> [LISTED ENTRIES]
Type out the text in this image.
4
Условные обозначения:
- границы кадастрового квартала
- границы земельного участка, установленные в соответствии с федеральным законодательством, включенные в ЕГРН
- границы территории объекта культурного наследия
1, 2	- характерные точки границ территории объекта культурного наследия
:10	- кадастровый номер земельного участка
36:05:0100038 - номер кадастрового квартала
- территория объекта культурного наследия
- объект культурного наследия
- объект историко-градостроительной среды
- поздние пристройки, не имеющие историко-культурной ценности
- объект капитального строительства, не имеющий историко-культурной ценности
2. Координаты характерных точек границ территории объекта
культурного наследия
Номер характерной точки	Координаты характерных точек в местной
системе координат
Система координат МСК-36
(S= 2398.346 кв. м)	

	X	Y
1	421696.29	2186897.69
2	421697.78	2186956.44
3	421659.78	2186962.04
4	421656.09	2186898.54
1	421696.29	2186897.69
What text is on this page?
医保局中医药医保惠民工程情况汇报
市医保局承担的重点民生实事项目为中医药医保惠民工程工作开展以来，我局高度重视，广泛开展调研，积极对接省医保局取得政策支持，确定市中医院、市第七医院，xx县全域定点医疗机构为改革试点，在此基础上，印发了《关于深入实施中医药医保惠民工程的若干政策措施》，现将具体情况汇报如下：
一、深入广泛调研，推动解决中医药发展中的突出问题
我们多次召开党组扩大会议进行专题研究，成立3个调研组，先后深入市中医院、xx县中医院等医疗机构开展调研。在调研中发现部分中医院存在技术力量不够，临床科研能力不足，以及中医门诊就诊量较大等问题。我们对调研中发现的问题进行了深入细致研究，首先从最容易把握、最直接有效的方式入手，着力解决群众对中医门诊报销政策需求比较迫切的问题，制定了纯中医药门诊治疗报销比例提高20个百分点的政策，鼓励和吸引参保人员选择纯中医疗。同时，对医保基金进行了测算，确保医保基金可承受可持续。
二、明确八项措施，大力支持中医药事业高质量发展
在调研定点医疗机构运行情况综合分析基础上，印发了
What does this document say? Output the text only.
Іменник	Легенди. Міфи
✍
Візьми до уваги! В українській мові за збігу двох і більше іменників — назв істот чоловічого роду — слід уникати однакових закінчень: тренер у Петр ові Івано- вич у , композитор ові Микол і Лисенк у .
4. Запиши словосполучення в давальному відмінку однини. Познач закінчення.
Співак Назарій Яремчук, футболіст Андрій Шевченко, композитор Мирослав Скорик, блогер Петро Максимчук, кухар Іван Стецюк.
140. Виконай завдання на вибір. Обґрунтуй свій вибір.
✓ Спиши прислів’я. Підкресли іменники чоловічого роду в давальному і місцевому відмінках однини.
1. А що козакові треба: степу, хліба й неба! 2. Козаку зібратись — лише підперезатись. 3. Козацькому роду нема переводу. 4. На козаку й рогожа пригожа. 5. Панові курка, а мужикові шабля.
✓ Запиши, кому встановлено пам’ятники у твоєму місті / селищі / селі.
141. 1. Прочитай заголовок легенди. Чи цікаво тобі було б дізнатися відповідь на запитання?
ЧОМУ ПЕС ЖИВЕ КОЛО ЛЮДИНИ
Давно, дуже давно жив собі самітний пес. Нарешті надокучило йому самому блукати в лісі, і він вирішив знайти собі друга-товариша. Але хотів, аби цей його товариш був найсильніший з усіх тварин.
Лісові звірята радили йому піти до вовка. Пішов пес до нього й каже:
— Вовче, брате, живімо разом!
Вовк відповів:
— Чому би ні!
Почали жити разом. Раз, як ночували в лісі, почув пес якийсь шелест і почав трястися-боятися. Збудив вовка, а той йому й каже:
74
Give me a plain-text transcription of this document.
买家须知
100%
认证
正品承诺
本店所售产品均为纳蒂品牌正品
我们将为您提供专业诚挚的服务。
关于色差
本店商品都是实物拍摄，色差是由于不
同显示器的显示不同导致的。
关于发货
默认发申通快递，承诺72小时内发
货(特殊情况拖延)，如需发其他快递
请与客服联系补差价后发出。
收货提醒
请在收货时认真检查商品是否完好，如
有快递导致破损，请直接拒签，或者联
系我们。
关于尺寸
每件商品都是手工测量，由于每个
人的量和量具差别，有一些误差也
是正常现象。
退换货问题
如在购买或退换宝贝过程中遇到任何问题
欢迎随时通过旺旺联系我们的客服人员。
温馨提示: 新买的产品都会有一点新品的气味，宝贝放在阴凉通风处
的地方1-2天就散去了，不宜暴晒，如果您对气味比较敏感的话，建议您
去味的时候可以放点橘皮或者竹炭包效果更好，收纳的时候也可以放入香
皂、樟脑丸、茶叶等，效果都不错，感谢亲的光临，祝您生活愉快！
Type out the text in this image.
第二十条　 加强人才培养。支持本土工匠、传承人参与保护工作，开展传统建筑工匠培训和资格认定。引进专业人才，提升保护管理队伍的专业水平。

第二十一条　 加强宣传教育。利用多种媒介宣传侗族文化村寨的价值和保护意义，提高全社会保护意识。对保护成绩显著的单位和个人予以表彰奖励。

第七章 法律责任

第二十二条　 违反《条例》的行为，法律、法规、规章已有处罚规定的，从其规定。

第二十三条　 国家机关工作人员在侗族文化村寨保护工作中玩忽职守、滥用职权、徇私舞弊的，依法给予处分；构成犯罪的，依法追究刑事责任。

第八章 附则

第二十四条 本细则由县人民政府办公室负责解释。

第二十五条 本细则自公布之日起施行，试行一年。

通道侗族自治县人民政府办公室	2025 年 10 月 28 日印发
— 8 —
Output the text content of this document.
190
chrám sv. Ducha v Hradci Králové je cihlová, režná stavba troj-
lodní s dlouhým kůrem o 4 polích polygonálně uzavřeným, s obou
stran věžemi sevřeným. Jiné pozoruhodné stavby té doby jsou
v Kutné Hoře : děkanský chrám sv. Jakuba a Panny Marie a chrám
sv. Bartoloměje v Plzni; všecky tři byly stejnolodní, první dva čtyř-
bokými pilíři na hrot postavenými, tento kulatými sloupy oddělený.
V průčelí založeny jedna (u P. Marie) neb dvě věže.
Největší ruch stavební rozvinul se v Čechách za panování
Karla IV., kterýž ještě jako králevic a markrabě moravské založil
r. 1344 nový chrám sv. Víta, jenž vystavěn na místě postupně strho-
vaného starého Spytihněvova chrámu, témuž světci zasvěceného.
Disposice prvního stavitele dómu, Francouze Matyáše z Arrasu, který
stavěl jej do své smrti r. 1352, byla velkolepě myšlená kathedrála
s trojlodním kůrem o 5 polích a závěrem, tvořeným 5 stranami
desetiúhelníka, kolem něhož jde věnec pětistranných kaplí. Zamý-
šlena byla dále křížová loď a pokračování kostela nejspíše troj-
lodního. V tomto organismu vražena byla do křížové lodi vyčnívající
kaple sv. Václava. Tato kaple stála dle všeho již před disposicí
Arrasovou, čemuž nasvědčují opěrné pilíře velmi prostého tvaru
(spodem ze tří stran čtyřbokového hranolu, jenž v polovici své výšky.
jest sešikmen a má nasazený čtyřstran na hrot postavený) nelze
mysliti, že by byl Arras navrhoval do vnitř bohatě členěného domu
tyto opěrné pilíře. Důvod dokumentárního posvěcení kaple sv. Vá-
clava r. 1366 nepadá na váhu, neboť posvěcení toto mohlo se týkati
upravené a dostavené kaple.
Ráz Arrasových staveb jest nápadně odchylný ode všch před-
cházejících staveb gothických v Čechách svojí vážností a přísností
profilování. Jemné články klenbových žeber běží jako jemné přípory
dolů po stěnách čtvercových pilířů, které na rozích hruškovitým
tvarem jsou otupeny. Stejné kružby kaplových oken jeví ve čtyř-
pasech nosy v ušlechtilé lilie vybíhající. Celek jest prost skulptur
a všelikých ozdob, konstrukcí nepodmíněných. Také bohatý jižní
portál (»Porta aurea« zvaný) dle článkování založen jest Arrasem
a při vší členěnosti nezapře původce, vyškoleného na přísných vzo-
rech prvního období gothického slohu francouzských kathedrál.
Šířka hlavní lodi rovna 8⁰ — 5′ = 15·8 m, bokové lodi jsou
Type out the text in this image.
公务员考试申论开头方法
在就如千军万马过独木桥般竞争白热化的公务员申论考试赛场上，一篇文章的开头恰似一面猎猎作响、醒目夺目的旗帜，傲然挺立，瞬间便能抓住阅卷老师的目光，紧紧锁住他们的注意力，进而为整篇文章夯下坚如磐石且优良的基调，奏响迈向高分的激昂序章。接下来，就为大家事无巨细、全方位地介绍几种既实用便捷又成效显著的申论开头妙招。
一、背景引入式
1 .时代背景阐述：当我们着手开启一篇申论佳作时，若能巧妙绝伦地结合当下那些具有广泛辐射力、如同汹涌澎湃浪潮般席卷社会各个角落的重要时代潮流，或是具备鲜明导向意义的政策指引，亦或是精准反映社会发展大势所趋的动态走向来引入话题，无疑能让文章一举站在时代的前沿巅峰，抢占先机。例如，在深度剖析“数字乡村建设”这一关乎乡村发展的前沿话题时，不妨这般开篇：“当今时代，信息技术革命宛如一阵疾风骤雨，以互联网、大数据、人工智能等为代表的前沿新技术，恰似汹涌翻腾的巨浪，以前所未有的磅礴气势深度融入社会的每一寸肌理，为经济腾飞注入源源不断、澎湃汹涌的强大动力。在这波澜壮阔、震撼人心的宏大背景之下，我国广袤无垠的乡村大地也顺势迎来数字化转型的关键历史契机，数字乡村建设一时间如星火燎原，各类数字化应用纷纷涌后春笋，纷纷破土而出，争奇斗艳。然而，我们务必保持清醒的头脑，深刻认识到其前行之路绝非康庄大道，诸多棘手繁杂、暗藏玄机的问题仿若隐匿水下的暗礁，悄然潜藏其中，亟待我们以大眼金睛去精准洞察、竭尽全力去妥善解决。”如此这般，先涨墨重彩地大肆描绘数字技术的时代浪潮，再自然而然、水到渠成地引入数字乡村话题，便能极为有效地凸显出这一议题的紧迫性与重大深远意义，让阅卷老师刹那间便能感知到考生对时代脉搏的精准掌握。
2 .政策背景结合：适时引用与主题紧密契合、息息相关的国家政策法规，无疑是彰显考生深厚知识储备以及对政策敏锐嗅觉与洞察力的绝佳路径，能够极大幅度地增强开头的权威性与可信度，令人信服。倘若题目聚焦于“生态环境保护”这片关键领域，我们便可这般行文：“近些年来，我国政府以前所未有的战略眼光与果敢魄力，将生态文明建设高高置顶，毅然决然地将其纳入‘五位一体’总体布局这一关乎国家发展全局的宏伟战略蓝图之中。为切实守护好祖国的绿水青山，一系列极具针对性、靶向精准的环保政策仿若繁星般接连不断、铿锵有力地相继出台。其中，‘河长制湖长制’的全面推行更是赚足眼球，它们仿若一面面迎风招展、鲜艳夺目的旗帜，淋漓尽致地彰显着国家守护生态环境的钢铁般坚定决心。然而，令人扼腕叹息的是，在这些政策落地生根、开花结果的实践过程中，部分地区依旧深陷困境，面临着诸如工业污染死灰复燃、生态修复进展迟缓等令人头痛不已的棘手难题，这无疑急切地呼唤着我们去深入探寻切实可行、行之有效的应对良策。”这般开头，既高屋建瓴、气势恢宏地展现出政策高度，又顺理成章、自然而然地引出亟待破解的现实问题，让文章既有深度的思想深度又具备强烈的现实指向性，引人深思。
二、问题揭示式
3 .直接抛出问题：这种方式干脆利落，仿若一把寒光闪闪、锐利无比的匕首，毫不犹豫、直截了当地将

> [EXERCISE DIRECTIONS]
For each line of the listing that holds the word "участка", show that line.

> [CORRECT RESPONSE]
- границы земельного участка, установленные в соответствии с федеральным законодательством, включенные в ЕГРН
:10	- кадастровый номер земельного участка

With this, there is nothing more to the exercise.